Dataset excerpt
--

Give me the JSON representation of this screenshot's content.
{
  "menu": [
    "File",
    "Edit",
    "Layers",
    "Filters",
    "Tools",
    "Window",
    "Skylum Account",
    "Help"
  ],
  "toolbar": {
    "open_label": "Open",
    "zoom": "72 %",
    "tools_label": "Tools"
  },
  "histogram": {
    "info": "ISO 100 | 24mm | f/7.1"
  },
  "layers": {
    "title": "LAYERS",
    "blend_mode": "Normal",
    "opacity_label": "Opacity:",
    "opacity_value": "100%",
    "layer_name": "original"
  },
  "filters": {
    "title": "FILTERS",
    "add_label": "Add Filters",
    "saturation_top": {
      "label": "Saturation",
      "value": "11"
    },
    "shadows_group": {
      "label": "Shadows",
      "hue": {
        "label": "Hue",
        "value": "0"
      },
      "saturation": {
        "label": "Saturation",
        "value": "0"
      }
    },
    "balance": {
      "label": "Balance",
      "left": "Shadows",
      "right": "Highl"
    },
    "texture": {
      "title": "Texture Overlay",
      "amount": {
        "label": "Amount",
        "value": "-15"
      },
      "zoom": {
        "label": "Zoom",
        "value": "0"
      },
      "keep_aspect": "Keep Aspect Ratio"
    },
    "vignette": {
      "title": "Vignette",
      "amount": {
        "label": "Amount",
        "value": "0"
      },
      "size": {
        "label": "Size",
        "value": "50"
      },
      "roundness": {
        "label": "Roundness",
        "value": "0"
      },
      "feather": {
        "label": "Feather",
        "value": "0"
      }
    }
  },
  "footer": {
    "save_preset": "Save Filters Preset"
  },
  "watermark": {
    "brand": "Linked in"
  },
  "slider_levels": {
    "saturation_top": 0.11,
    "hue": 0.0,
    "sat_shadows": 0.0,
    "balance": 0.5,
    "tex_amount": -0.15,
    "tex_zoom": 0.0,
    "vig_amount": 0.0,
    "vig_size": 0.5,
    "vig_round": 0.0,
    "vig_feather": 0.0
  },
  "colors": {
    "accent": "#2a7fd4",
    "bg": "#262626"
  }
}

--

__Work instructions__
Return the whole listing exactly.

__Final answer__
Give me the JSON representation of this screenshot's content.
{
  "menu": [
    "File",
    "Edit",
    "Layers",
    "Filters",
    "Tools",
    "Window",
    "Skylum Account",
    "Help"
  ],
  "toolbar": {
    "open_label": "Open",
    "zoom": "72 %",
    "tools_label": "Tools"
  },
  "histogram": {
    "info": "ISO 100 | 24mm | f/7.1"
  },
  "layers": {
    "title": "LAYERS",
    "blend_mode": "Normal",
    "opacity_label": "Opacity:",
    "opacity_value": "100%",
    "layer_name": "original"
  },
  "filters": {
    "title": "FILTERS",
    "add_label": "Add Filters",
    "saturation_top": {
      "label": "Saturation",
      "value": "11"
    },
    "shadows_group": {
      "label": "Shadows",
      "hue": {
        "label": "Hue",
        "value": "0"
      },
      "saturation": {
        "label": "Saturation",
        "value": "0"
      }
    },
    "balance": {
      "label": "Balance",
      "left": "Shadows",
      "right": "Highl"
    },
    "texture": {
      "title": "Texture Overlay",
      "amount": {
        "label": "Amount",
        "value": "-15"
      },
      "zoom": {
        "label": "Zoom",
        "value": "0"
      },
      "keep_aspect": "Keep Aspect Ratio"
    },
    "vignette": {
      "title": "Vignette",
      "amount": {
        "label": "Amount",
        "value": "0"
      },
      "size": {
        "label": "Size",
        "value": "50"
      },
      "roundness": {
        "label": "Roundness",
        "value": "0"
      },
      "feather": {
        "label": "Feather",
        "value": "0"
      }
    }
  },
  "footer": {
    "save_preset": "Save Filters Preset"
  },
  "watermark": {
    "brand": "Linked in"
  },
  "slider_levels": {
    "saturation_top": 0.11,
    "hue": 0.0,
    "sat_shadows": 0.0,
    "balance": 0.5,
    "tex_amount": -0.15,
    "tex_zoom": 0.0,
    "vig_amount": 0.0,
    "vig_size": 0.5,
    "vig_round": 0.0,
    "vig_feather": 0.0
  },
  "colors": {
    "accent": "#2a7fd4",
    "bg": "#262626"
  }
}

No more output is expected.